> **The request**:
Retype the material in full, keeping every word the same.

::::::::::

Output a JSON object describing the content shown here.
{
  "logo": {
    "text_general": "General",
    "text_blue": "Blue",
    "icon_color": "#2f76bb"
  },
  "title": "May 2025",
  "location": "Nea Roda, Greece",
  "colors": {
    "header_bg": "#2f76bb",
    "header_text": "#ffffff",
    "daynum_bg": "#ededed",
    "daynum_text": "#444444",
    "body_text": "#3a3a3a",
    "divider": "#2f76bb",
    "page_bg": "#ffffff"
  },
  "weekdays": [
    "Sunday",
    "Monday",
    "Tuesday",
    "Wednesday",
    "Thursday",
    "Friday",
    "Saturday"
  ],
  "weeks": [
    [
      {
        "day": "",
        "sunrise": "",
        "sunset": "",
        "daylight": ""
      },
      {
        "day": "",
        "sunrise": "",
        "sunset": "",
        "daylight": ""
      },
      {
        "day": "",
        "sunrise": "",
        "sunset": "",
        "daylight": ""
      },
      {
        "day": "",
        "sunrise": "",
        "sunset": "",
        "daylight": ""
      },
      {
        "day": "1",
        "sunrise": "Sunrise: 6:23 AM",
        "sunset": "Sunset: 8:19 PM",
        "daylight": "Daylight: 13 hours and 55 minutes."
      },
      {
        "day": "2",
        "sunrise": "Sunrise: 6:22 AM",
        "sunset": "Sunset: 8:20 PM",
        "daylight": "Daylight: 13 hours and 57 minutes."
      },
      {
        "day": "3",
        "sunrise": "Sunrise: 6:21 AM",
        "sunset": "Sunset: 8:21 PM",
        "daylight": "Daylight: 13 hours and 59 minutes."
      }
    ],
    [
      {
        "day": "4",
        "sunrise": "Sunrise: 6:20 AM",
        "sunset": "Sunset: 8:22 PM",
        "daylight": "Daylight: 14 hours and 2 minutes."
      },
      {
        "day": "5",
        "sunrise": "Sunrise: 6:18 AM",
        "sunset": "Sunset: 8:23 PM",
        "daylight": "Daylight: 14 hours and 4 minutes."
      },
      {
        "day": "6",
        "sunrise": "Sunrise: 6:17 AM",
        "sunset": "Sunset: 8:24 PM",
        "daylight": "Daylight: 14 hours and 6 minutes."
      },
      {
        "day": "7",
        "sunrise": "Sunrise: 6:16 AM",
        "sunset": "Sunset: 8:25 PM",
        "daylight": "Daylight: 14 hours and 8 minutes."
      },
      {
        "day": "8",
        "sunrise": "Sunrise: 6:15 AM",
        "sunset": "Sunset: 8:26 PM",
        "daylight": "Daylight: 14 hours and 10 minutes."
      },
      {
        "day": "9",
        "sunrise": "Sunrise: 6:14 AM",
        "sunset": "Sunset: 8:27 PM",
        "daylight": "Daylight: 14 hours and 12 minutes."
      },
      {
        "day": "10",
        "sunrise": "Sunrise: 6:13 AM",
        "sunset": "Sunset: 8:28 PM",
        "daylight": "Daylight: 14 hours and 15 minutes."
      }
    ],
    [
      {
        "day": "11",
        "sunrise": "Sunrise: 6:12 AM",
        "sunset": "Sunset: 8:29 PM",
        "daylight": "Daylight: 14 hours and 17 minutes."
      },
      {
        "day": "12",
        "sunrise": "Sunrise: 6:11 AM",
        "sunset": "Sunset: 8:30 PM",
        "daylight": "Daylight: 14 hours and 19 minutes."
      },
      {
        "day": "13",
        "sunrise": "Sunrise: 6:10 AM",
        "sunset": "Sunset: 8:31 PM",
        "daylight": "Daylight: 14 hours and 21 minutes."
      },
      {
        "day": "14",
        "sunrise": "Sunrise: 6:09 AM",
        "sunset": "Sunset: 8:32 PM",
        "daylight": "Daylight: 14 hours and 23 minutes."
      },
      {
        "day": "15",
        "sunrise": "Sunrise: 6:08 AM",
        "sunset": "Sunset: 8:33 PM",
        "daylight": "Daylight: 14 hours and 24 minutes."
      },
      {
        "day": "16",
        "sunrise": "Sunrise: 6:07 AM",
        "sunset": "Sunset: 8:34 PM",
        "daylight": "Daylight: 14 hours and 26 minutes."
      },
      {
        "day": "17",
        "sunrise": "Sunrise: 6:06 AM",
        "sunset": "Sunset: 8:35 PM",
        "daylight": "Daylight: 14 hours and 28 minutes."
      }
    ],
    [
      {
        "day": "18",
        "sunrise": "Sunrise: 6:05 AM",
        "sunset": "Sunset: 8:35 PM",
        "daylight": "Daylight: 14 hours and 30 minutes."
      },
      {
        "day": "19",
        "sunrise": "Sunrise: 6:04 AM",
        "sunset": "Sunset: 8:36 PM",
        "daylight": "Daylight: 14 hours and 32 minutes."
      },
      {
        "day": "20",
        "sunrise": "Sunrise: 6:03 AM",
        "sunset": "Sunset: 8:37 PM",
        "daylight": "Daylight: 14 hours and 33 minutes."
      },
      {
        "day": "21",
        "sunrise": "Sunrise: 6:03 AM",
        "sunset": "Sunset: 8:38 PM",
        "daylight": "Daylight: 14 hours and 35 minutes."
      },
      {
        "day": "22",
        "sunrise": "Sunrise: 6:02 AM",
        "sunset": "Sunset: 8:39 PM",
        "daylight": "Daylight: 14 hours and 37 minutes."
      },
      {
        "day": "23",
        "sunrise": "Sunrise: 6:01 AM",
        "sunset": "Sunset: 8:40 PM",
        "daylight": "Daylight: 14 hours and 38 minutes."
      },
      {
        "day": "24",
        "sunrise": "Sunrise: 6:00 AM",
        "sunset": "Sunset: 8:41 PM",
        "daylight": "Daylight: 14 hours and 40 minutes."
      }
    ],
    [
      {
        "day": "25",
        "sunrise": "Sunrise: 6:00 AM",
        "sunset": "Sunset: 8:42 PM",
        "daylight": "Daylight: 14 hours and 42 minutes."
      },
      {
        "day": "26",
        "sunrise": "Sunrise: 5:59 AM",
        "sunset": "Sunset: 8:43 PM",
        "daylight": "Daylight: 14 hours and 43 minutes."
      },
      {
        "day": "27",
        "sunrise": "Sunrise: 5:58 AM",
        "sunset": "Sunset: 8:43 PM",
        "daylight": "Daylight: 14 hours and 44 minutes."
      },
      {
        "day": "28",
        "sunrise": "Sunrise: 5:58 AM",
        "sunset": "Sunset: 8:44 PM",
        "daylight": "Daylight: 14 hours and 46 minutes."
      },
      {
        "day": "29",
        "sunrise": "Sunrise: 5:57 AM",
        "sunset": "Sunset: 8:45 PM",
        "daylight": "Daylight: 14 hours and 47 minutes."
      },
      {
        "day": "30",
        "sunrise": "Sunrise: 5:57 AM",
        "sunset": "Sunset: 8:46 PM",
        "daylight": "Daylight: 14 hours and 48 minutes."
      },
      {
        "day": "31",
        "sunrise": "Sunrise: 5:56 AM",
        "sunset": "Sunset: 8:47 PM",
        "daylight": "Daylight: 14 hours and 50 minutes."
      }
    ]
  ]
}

::::::::::

> **Response to the task**:
Output a JSON object describing the content shown here.
{
  "logo": {
    "text_general": "General",
    "text_blue": "Blue",
    "icon_color": "#2f76bb"
  },
  "title": "May 2025",
  "location": "Nea Roda, Greece",
  "colors": {
    "header_bg": "#2f76bb",
    "header_text": "#ffffff",
    "daynum_bg": "#ededed",
    "daynum_text": "#444444",
    "body_text": "#3a3a3a",
    "divider": "#2f76bb",
    "page_bg": "#ffffff"
  },
  "weekdays": [
    "Sunday",
    "Monday",
    "Tuesday",
    "Wednesday",
    "Thursday",
    "Friday",
    "Saturday"
  ],
  "weeks": [
    [
      {
        "day": "",
        "sunrise": "",
        "sunset": "",
        "daylight": ""
      },
      {
        "day": "",
        "sunrise": "",
        "sunset": "",
        "daylight": ""
      },
      {
        "day": "",
        "sunrise": "",
        "sunset": "",
        "daylight": ""
      },
      {
        "day": "",
        "sunrise": "",
        "sunset": "",
        "daylight": ""
      },
      {
        "day": "1",
        "sunrise": "Sunrise: 6:23 AM",
        "sunset": "Sunset: 8:19 PM",
        "daylight": "Daylight: 13 hours and 55 minutes."
      },
      {
        "day": "2",
        "sunrise": "Sunrise: 6:22 AM",
        "sunset": "Sunset: 8:20 PM",
        "daylight": "Daylight: 13 hours and 57 minutes."
      },
      {
        "day": "3",
        "sunrise": "Sunrise: 6:21 AM",
        "sunset": "Sunset: 8:21 PM",
        "daylight": "Daylight: 13 hours and 59 minutes."
      }
    ],
    [
      {
        "day": "4",
        "sunrise": "Sunrise: 6:20 AM",
        "sunset": "Sunset: 8:22 PM",
        "daylight": "Daylight: 14 hours and 2 minutes."
      },
      {
        "day": "5",
        "sunrise": "Sunrise: 6:18 AM",
        "sunset": "Sunset: 8:23 PM",
        "daylight": "Daylight: 14 hours and 4 minutes."
      },
      {
        "day": "6",
        "sunrise": "Sunrise: 6:17 AM",
        "sunset": "Sunset: 8:24 PM",
        "daylight": "Daylight: 14 hours and 6 minutes."
      },
      {
        "day": "7",
        "sunrise": "Sunrise: 6:16 AM",
        "sunset": "Sunset: 8:25 PM",
        "daylight": "Daylight: 14 hours and 8 minutes."
      },
      {
        "day": "8",
        "sunrise": "Sunrise: 6:15 AM",
        "sunset": "Sunset: 8:26 PM",
        "daylight": "Daylight: 14 hours and 10 minutes."
      },
      {
        "day": "9",
        "sunrise": "Sunrise: 6:14 AM",
        "sunset": "Sunset: 8:27 PM",
        "daylight": "Daylight: 14 hours and 12 minutes."
      },
      {
        "day": "10",
        "sunrise": "Sunrise: 6:13 AM",
        "sunset": "Sunset: 8:28 PM",
        "daylight": "Daylight: 14 hours and 15 minutes."
      }
    ],
    [
      {
        "day": "11",
        "sunrise": "Sunrise: 6:12 AM",
        "sunset": "Sunset: 8:29 PM",
        "daylight": "Daylight: 14 hours and 17 minutes."
      },
      {
        "day": "12",
        "sunrise": "Sunrise: 6:11 AM",
        "sunset": "Sunset: 8:30 PM",
        "daylight": "Daylight: 14 hours and 19 minutes."
      },
      {
        "day": "13",
        "sunrise": "Sunrise: 6:10 AM",
        "sunset": "Sunset: 8:31 PM",
        "daylight": "Daylight: 14 hours and 21 minutes."
      },
      {
        "day": "14",
        "sunrise": "Sunrise: 6:09 AM",
        "sunset": "Sunset: 8:32 PM",
        "daylight": "Daylight: 14 hours and 23 minutes."
      },
      {
        "day": "15",
        "sunrise": "Sunrise: 6:08 AM",
        "sunset": "Sunset: 8:33 PM",
        "daylight": "Daylight: 14 hours and 24 minutes."
      },
      {
        "day": "16",
        "sunrise": "Sunrise: 6:07 AM",
        "sunset": "Sunset: 8:34 PM",
        "daylight": "Daylight: 14 hours and 26 minutes."
      },
      {
        "day": "17",
        "sunrise": "Sunrise: 6:06 AM",
        "sunset": "Sunset: 8:35 PM",
        "daylight": "Daylight: 14 hours and 28 minutes."
      }
    ],
    [
      {
        "day": "18",
        "sunrise": "Sunrise: 6:05 AM",
        "sunset": "Sunset: 8:35 PM",
        "daylight": "Daylight: 14 hours and 30 minutes."
      },
      {
        "day": "19",
        "sunrise": "Sunrise: 6:04 AM",
        "sunset": "Sunset: 8:36 PM",
        "daylight": "Daylight: 14 hours and 32 minutes."
      },
      {
        "day": "20",
        "sunrise": "Sunrise: 6:03 AM",
        "sunset": "Sunset: 8:37 PM",
        "daylight": "Daylight: 14 hours and 33 minutes."
      },
      {
        "day": "21",
        "sunrise": "Sunrise: 6:03 AM",
        "sunset": "Sunset: 8:38 PM",
        "daylight": "Daylight: 14 hours and 35 minutes."
      },
      {
        "day": "22",
        "sunrise": "Sunrise: 6:02 AM",
        "sunset": "Sunset: 8:39 PM",
        "daylight": "Daylight: 14 hours and 37 minutes."
      },
      {
        "day": "23",
        "sunrise": "Sunrise: 6:01 AM",
        "sunset": "Sunset: 8:40 PM",
        "daylight": "Daylight: 14 hours and 38 minutes."
      },
      {
        "day": "24",
        "sunrise": "Sunrise: 6:00 AM",
        "sunset": "Sunset: 8:41 PM",
        "daylight": "Daylight: 14 hours and 40 minutes."
      }
    ],
    [
      {
        "day": "25",
        "sunrise": "Sunrise: 6:00 AM",
        "sunset": "Sunset: 8:42 PM",
        "daylight": "Daylight: 14 hours and 42 minutes."
      },
      {
        "day": "26",
        "sunrise": "Sunrise: 5:59 AM",
        "sunset": "Sunset: 8:43 PM",
        "daylight": "Daylight: 14 hours and 43 minutes."
      },
      {
        "day": "27",
        "sunrise": "Sunrise: 5:58 AM",
        "sunset": "Sunset: 8:43 PM",
        "daylight": "Daylight: 14 hours and 44 minutes."
      },
      {
        "day": "28",
        "sunrise": "Sunrise: 5:58 AM",
        "sunset": "Sunset: 8:44 PM",
        "daylight": "Daylight: 14 hours and 46 minutes."
      },
      {
        "day": "29",
        "sunrise": "Sunrise: 5:57 AM",
        "sunset": "Sunset: 8:45 PM",
        "daylight": "Daylight: 14 hours and 47 minutes."
      },
      {
        "day": "30",
        "sunrise": "Sunrise: 5:57 AM",
        "sunset": "Sunset: 8:46 PM",
        "daylight": "Daylight: 14 hours and 48 minutes."
      },
      {
        "day": "31",
        "sunrise": "Sunrise: 5:56 AM",
        "sunset": "Sunset: 8:47 PM",
        "daylight": "Daylight: 14 hours and 50 minutes."
      }
    ]
  ]
}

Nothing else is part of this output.